- INSTRUÇÕES DAS TAREFAS:
A) Segundo o texto sobre startups, que cargo Rafael Vandrei ocupa?
B) Reescreva em forma de lista o parágrafo do texto sobre startups iniciado por "Dentre as principais alternativas", preservando as informações principais.
C) Retome o texto sobre startups e dê continuidade a ele a partir da última frase apresentada.

- TRECHO FORNECIDO:
=-=-=-=-=
O coordenador-geral de inovação do Ministério da Economia, Rafael Vandrei, ressalta que outro cuidado na hora da formatação do mercado é a pesquisa sobre o mercado onde pretende entrar e as startups já funcionando. Uma das formas é buscar as bases já construídas sobre o escossistema brasileiro, como os levantamentos da ABStartups (conheça as estatísticas e os estudos aqui – https://abstartups.com.br/pesquisas/).
“É muito importante que as pessoas interessadas em começar conheçam seus concorrentes. No início tem um número alto de casos em que a pessoa acordou com ideia e acha que só ela que formulou essa solução e vai fazer sucesso. Uma pesquisa não só no Brasil como fora pode poupar tempo para ele não investir se tem concorrente já atuando na área”, recomenda Vandrei.
Outra parte importante no estágio de formatação do negócio é a definição do público-alvo, ou o conjunto de pessoas, empresas, instituições e organizações com interesse potencial na solução proposta pelo empreendedor. “Você saber para quem você vai vender. A startup inicial ele escolher pra quem vai vender. Porque você pode ter boa ideia e direcionar teu esforço pro público errado”, pontua Marcelo Alencar.
Montando a equipe
Um outro momento fundamental é a montagem da equipe que irá trabalhar naquela companhia. Como apontado anteriormente, um percentual importante das startups tem sua força-de-trabalho composta dos próprios sócios.
O coordenador-geral de inovação do Ministério da Economia avalia ser importante ter no grupo responsável pela empreitada pessoas com formações e habilidades diversas de modo a fortalecer as competências da equipe e sua capacidade de dar conta dos desafios relacionados ao negócio.
“As startups de sucesso contam com uma pessoa ligada à área de tecnologia, mas necessariamente precisa haver uma multiplicidade de competências. Isso incluiria, por exemplo, alguém da área de gestão. Não vai só fazer a parte técnica, mas gerir a sua empresa e vender os serviços ofertados por ela. Essas competências são complementares”, frisou.
Marcelo Alencar, da incubadora do Cefet RJ, reforça a importância desta cautela. Segundo ele, muitas vezes não há na equipe alguém que pense no negócio, no dinheiro. “E isso causa outro problema, a pessoa idolatrar o produto que tem nas mãos, que se vende, que não precisa ter estratégia de vendas. Aquilo dali vai se vender sozinho, sem ter uma estratégia de negócio”, avalia.
Investimentos
Dentre as principais alternativas ela cita o Bootstrapping (financiamento com recursos próprios dos sócios), Money Love (que são principalmente amigos e familiares), Investidores Anjo (focado para startups pequenas e que precisam não apenas de recursos, mas de conexões e conselhos), crowdfunding (onde os recursos têm origem em pessoas físicas e são captados de forma coletiva) e o Venture Capital (geralmente investimentos maiores, em empresas um pouco mais maduras, com uma participação mais ativa do investidor).
Há, ainda, a possibilidade de buscar financiamento de Aceleradoras. “Aqui investe-se um valor, em troca de uma parte da empresa ainda em estágio inicial, apostando no crescimento rápido desta empresa. Além do investimento financeiro, também se dá um apoio de orientação mais ativa para facilitar esse crescimento”, acrescenta Bertussi.
=-=-=-=-=
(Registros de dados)

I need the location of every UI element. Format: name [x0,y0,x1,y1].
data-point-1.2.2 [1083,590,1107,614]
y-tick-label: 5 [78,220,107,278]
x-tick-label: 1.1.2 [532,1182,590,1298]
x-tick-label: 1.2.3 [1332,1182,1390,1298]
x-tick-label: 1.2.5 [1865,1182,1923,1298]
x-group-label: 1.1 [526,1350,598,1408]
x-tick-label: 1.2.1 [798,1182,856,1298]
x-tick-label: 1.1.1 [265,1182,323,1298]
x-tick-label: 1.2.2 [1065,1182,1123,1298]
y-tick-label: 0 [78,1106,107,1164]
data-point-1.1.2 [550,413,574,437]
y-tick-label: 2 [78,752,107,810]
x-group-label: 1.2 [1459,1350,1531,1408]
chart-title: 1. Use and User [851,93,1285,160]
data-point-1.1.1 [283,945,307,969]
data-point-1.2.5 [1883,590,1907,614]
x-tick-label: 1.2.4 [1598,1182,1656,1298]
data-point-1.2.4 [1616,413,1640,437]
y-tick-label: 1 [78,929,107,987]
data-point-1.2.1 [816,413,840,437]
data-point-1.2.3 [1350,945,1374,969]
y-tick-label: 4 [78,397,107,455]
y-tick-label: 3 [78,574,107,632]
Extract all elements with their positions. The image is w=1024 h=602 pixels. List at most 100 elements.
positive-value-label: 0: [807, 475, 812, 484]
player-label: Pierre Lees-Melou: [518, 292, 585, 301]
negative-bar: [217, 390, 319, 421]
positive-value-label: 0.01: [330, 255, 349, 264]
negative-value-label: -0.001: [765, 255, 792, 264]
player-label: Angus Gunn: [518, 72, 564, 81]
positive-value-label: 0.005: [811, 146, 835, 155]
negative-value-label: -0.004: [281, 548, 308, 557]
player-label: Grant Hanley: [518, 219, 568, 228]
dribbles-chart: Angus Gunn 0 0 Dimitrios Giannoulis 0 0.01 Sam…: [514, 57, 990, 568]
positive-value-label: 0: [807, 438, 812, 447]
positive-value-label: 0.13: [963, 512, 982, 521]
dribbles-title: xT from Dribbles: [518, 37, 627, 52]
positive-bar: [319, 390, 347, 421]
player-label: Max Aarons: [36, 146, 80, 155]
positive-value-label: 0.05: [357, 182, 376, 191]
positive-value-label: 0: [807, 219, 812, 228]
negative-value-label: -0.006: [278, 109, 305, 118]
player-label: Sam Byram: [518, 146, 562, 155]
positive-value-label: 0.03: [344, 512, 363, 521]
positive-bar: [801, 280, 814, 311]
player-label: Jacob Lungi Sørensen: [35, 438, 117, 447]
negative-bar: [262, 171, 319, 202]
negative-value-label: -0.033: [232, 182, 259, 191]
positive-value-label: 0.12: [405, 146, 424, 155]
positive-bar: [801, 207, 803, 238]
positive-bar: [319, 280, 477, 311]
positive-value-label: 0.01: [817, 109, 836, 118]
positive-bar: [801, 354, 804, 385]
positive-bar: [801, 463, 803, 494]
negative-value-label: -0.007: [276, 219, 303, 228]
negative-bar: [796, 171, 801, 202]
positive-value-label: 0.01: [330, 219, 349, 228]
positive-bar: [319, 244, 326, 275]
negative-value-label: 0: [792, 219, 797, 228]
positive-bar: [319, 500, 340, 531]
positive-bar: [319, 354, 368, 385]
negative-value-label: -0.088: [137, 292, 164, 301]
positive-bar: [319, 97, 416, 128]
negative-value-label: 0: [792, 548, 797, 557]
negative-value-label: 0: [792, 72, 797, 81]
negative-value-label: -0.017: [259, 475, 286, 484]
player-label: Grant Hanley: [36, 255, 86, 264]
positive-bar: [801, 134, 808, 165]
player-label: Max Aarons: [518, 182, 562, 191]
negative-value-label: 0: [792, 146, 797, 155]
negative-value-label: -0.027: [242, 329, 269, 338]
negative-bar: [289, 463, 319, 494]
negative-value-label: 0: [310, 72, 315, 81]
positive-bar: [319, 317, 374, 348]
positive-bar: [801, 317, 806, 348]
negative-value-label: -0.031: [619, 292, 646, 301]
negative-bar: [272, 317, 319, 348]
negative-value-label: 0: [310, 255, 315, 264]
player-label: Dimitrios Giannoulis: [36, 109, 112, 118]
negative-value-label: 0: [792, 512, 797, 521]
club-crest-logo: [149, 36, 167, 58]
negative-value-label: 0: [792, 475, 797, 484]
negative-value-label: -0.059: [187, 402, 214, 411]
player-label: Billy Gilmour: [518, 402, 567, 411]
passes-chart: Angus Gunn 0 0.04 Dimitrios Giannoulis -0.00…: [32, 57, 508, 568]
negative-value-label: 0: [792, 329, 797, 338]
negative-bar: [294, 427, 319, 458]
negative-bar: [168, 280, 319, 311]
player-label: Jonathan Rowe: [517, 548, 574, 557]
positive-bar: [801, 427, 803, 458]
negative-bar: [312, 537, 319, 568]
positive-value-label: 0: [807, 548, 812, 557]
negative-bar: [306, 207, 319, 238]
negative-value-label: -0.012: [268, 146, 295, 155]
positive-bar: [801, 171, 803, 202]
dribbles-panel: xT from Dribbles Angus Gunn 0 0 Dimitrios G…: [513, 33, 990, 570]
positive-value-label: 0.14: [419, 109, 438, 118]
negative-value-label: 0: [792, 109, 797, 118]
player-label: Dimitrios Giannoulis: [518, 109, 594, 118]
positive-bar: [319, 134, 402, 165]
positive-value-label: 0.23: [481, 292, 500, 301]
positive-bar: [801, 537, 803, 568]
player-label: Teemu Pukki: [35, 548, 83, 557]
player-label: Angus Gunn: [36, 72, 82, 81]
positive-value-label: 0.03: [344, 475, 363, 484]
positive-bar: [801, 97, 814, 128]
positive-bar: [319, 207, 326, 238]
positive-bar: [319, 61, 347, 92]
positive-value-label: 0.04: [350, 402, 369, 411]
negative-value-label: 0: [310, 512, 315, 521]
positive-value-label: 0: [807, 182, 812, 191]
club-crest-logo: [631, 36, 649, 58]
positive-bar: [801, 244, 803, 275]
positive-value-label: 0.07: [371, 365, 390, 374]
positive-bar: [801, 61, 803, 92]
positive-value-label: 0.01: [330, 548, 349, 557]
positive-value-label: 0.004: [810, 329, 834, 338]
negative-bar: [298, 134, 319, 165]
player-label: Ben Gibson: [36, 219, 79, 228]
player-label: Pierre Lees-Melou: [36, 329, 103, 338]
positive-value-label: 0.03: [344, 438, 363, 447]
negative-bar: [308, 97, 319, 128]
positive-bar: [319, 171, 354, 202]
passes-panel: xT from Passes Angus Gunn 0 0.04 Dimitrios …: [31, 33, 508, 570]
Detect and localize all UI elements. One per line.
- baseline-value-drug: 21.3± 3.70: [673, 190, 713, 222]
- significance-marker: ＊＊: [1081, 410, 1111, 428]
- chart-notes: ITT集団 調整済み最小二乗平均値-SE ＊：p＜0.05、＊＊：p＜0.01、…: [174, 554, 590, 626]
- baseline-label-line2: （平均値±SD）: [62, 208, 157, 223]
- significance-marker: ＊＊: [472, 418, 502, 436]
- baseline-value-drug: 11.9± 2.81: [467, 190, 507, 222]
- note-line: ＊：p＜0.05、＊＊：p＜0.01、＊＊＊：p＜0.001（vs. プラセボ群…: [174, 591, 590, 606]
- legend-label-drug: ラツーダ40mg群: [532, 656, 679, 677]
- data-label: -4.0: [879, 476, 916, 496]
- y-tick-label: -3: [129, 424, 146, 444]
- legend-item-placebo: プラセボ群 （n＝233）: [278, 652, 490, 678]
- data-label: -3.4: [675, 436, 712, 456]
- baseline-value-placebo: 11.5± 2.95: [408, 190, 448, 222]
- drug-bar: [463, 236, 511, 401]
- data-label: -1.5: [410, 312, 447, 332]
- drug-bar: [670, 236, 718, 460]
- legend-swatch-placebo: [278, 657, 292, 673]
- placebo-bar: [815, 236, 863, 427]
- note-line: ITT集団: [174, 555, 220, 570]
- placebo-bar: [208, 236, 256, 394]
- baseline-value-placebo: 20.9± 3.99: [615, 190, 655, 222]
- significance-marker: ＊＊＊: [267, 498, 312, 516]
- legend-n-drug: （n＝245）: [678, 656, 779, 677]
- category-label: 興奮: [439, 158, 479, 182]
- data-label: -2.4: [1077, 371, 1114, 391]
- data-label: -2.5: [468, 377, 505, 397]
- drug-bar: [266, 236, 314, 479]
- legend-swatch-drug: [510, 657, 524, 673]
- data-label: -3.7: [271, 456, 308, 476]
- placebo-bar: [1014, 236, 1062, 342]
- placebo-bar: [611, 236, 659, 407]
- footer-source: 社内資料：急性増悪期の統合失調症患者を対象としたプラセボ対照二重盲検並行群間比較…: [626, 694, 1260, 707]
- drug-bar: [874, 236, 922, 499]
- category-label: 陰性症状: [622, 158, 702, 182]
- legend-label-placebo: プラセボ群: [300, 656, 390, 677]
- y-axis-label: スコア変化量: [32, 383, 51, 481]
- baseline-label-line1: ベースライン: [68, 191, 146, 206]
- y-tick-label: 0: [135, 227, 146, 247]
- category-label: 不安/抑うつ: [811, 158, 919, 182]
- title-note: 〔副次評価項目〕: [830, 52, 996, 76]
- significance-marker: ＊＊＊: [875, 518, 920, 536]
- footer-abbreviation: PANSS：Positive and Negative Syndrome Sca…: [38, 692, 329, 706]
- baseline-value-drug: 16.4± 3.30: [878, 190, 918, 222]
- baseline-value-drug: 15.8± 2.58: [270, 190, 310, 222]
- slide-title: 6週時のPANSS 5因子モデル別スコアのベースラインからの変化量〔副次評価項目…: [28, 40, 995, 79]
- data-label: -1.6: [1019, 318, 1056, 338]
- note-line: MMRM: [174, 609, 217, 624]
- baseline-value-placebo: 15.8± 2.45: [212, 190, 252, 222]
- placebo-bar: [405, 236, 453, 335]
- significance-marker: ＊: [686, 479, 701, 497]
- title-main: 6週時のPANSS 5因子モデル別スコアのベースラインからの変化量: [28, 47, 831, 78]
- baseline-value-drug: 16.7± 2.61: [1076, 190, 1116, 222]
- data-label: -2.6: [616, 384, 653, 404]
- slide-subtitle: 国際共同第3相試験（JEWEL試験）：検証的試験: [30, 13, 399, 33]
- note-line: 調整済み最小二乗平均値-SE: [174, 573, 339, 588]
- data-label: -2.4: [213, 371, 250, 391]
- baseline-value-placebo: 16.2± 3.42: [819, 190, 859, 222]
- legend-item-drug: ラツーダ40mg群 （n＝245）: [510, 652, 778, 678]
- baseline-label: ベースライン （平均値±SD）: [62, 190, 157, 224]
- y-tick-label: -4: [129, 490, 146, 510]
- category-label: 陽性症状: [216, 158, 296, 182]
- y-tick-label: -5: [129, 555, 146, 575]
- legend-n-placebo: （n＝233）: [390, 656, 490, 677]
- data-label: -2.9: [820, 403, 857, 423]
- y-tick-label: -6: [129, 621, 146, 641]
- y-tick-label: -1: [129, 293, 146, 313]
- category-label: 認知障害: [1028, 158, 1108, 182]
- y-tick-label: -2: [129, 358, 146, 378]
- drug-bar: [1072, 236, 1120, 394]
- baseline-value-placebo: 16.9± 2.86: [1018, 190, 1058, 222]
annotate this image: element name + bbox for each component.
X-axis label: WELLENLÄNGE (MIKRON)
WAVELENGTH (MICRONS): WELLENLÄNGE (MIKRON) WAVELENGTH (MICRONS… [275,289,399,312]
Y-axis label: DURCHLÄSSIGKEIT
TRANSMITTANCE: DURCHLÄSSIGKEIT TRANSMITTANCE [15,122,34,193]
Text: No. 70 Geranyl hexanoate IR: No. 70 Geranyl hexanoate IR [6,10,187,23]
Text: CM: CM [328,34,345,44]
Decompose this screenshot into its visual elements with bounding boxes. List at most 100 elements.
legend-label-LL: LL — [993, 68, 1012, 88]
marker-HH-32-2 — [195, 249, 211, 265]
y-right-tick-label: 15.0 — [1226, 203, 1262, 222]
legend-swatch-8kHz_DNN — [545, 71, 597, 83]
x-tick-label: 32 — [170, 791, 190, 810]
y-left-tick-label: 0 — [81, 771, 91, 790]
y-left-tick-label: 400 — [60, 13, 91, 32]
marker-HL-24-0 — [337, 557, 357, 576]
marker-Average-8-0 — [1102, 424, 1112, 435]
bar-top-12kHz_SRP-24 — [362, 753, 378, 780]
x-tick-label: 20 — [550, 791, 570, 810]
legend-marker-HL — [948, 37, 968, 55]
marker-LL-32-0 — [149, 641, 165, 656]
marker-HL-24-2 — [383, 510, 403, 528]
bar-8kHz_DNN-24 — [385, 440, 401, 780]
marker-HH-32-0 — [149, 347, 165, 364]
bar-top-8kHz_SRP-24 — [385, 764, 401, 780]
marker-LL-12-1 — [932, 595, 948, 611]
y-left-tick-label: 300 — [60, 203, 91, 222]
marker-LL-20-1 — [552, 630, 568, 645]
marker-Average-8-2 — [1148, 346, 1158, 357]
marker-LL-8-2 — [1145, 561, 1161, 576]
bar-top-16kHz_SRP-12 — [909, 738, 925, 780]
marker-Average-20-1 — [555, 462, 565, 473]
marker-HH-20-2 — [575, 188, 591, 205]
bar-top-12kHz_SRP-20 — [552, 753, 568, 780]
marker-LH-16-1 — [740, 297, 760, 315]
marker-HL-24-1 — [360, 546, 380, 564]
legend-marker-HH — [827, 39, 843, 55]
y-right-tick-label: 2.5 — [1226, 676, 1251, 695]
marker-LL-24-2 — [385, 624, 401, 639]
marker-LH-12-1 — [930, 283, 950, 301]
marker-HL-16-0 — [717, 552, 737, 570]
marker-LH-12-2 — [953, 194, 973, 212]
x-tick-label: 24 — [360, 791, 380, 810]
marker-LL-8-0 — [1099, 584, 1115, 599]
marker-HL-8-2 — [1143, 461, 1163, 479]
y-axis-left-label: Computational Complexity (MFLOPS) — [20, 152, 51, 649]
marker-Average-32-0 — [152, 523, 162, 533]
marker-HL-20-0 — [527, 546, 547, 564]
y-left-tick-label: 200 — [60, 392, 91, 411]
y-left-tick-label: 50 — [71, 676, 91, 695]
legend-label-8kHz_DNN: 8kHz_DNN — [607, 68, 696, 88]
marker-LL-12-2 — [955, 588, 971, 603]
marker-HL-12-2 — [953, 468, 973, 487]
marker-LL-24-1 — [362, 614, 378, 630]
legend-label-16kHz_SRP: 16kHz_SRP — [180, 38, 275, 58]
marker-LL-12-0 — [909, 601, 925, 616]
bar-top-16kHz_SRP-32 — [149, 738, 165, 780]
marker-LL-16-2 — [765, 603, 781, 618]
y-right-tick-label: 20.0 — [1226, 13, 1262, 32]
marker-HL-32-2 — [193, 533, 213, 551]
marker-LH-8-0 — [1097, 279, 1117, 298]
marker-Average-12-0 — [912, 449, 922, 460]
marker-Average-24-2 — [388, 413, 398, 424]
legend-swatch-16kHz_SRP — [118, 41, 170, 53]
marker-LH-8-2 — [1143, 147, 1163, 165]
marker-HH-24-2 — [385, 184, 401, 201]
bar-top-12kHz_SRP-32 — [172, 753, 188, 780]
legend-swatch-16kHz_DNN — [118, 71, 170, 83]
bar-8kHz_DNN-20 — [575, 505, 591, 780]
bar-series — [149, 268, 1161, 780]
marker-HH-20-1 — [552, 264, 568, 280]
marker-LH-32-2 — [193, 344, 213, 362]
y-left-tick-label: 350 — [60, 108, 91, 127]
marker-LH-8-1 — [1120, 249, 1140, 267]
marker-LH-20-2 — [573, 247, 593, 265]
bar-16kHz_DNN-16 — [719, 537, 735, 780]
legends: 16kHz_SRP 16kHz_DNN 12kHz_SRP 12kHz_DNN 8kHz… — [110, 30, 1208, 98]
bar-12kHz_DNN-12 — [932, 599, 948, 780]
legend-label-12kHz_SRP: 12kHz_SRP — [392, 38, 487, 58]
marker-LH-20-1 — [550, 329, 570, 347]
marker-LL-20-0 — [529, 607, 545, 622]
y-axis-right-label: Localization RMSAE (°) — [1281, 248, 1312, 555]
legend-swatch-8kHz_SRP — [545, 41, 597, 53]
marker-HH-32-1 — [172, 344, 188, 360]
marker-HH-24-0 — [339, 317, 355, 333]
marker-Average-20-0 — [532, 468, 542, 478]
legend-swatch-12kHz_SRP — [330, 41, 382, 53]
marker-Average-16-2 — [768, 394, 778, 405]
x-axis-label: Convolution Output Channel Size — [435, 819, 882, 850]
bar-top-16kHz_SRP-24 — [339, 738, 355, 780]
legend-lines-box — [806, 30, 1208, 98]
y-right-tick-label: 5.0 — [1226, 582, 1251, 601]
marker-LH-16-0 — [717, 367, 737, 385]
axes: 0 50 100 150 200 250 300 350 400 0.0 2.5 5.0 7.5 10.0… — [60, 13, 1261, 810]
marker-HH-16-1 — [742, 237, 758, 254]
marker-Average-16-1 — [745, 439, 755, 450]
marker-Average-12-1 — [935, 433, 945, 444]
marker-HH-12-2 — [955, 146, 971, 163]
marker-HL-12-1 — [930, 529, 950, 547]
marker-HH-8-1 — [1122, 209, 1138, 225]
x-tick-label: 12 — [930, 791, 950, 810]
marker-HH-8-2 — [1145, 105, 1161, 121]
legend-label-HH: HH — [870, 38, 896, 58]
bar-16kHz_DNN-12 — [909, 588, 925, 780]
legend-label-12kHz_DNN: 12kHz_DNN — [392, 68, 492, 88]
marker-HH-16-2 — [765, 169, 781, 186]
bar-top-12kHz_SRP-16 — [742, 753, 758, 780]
=-=-=-=-=
- RESPOSTAS POR TAREFA:
A) Coordenador-geral de inovação do Ministério da Economia.

B)
- Bootstrapping: financiamento com recursos próprios dos sócios.
- Money Love: recursos vindos principalmente de amigos e familiares.
- Investidores Anjo: voltados a startups pequenas que precisam não apenas de recursos, mas também de conexões e conselhos.
- Crowdfunding: recursos de pessoas físicas captados de forma coletiva.
- Venture Capital: em geral investimentos maiores, em empresas um pouco mais maduras, com participação mais ativa do investidor.

C)
Bruno Rondani observa que não adianta buscar investimentos se a pessoa não tiver recurso próprio e não fez nada. “Primeiro passo é fazer algo que possa ser demonstrado e aí atrair algum recurso. Este pequeno passo pode ser pequeno, questão de meses. Ele mostra que consegue criar impacto. Mobilizou pessoas, ou vendeu determinado produto ou serviço. A partir deste passo ele consegue algum tipo de aporte de entidade desconhecida”, sugere.
Programas
Não somente no caso do investimento, mas na formação, aconselhamento e facilitação de conexões há programas disponíveis para quem deseja buscar apoio com vistas a alavancar seu negócio. O Sebrae desenvolve uma série de iniciativas. As incubadoras e aceleradoras também são espaços importantes de equipes com experiência e que podem orientar interessados, desenvolvendo sugestões e alertas focados especificamente no negócio que o grupo quer desenvolver.
No plano federal, há também iniciativas. Uma delas se chama Inovativa, sob responsabilidade do Ministério da Economia. Conforme Rafael Vandrei, ela é centrada em capacitação e orientações, chamadas de “mentorias”, e em formas de conexão entre as startups e possíveis investidores ou compradores.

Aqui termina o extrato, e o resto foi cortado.